--- EXERCISE ---
Each line of the material below that holds the word "Xinsheng" needs to be copied.

--- EXTRACTED DATA ---
------

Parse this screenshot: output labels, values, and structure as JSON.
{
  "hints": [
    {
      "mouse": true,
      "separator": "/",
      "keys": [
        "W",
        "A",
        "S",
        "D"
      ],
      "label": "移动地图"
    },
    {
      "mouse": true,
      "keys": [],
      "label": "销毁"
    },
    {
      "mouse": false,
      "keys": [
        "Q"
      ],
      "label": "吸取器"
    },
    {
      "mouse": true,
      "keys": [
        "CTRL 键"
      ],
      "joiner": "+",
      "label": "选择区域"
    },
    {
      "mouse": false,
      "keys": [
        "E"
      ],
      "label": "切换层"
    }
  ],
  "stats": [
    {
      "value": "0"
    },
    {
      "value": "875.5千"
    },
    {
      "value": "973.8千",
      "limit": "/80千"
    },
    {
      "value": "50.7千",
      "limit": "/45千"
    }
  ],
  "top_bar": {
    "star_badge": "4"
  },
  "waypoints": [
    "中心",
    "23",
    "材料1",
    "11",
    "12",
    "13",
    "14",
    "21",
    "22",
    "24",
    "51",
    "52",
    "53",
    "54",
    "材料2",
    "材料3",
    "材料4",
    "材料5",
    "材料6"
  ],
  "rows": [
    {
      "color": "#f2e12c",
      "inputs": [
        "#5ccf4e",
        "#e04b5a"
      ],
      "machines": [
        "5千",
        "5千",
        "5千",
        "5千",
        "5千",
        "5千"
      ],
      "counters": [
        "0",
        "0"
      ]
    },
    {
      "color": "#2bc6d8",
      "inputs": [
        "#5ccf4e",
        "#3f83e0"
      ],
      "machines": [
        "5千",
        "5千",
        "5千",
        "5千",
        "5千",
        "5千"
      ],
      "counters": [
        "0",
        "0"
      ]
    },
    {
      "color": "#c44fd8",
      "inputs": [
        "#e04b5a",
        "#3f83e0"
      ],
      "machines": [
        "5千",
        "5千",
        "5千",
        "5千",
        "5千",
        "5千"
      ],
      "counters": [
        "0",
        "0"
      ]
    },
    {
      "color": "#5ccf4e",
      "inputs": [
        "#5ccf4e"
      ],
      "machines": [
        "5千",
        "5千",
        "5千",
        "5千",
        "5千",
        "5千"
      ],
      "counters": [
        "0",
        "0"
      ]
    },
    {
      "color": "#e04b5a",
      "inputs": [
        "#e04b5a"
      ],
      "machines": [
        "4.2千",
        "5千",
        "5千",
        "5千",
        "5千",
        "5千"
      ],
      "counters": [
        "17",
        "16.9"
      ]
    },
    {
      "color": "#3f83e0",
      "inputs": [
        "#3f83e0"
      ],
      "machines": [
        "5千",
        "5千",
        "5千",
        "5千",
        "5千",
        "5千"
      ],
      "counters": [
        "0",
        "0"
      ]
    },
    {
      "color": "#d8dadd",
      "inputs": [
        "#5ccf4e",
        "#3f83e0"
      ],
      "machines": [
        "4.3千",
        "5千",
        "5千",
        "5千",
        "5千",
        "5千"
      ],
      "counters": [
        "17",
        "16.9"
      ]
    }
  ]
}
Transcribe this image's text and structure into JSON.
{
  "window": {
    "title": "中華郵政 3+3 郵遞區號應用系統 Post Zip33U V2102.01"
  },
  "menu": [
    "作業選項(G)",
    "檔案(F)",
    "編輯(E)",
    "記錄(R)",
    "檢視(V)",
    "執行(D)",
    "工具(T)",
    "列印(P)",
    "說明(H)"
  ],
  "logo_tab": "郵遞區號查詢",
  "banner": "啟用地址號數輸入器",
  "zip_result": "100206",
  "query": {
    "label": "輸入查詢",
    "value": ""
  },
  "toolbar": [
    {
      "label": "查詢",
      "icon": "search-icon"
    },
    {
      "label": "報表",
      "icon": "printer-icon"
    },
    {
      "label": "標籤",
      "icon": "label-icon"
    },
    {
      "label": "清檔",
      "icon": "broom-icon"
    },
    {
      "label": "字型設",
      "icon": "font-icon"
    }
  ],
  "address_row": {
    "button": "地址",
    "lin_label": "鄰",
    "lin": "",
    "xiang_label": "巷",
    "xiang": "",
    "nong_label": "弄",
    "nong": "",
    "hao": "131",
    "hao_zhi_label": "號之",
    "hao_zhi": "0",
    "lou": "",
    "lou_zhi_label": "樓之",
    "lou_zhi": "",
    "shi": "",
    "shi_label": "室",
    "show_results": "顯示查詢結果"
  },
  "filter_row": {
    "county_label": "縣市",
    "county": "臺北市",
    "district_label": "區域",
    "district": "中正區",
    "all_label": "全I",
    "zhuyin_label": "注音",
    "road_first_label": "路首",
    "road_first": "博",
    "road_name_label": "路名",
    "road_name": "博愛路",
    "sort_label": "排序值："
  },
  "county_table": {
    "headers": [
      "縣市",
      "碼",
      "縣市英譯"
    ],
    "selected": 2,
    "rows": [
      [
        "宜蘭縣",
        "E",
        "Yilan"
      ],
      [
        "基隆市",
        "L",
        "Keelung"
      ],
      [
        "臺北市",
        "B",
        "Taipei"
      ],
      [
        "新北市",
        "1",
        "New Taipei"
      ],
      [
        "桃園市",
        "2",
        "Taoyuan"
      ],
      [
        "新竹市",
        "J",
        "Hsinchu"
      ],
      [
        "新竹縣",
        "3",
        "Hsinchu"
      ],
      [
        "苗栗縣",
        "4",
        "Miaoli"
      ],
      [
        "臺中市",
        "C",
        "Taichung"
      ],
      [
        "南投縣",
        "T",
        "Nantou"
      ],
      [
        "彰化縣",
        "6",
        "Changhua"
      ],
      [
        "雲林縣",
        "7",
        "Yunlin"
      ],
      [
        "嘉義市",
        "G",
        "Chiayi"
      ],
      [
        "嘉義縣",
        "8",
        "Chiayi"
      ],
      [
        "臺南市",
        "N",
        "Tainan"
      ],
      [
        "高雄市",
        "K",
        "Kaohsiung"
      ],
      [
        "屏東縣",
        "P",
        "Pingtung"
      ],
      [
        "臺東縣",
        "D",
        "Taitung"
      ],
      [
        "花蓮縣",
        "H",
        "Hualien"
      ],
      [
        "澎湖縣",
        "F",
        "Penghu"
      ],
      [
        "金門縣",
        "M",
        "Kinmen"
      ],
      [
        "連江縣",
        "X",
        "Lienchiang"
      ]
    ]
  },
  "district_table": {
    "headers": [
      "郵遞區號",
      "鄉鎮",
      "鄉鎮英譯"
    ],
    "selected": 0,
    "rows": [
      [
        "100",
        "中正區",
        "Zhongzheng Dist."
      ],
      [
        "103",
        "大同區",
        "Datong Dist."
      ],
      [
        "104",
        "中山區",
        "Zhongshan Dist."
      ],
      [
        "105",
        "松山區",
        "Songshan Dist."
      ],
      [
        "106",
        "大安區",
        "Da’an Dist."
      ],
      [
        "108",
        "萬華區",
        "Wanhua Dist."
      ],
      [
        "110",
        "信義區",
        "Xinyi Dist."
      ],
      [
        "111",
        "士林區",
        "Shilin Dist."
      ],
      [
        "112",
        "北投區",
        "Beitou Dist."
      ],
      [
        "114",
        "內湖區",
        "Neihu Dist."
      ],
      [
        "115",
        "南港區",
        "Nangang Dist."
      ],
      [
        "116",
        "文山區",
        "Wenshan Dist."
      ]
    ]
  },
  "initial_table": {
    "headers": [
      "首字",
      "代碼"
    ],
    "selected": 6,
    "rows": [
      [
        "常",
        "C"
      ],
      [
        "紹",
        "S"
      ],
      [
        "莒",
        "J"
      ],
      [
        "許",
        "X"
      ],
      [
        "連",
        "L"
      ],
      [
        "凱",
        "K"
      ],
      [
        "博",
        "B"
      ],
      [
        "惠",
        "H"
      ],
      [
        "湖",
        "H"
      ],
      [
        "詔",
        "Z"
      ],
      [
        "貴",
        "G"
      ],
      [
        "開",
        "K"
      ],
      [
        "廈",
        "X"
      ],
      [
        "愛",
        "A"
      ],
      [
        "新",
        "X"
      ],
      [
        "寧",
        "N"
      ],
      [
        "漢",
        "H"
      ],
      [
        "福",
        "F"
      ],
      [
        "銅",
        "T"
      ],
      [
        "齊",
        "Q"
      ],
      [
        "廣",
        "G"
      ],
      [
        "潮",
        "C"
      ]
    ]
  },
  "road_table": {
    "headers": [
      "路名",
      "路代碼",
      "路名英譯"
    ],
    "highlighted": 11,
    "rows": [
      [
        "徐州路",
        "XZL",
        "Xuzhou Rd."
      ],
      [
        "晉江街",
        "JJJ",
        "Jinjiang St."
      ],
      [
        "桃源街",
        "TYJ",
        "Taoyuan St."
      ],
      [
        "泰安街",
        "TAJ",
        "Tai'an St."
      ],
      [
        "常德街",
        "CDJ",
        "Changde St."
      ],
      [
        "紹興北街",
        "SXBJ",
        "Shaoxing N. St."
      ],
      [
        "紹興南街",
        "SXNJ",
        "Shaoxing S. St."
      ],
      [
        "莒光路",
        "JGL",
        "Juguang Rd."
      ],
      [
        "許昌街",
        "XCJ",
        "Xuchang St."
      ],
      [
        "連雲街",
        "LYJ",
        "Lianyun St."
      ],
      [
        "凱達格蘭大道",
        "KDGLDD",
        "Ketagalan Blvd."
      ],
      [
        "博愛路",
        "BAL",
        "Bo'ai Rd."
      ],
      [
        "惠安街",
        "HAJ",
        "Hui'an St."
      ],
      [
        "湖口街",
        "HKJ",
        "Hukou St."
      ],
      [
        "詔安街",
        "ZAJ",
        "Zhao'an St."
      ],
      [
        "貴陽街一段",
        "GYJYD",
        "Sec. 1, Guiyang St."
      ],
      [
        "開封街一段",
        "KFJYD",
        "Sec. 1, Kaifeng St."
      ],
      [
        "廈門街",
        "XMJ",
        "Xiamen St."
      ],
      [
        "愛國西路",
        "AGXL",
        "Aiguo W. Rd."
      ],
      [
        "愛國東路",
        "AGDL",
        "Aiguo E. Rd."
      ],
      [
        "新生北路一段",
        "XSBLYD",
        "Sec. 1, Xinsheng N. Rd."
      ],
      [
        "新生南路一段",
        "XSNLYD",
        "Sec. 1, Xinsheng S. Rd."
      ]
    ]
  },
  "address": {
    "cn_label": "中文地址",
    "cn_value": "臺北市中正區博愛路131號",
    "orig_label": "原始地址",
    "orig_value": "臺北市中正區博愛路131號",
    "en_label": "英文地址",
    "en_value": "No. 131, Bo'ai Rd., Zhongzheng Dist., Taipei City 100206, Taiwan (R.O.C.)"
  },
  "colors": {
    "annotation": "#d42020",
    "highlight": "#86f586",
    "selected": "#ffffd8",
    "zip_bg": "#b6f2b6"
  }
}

------

--- RESULT FOR THIS TASK ---
        "Sec. 1, Xinsheng N. Rd."
        "Sec. 1, Xinsheng S. Rd."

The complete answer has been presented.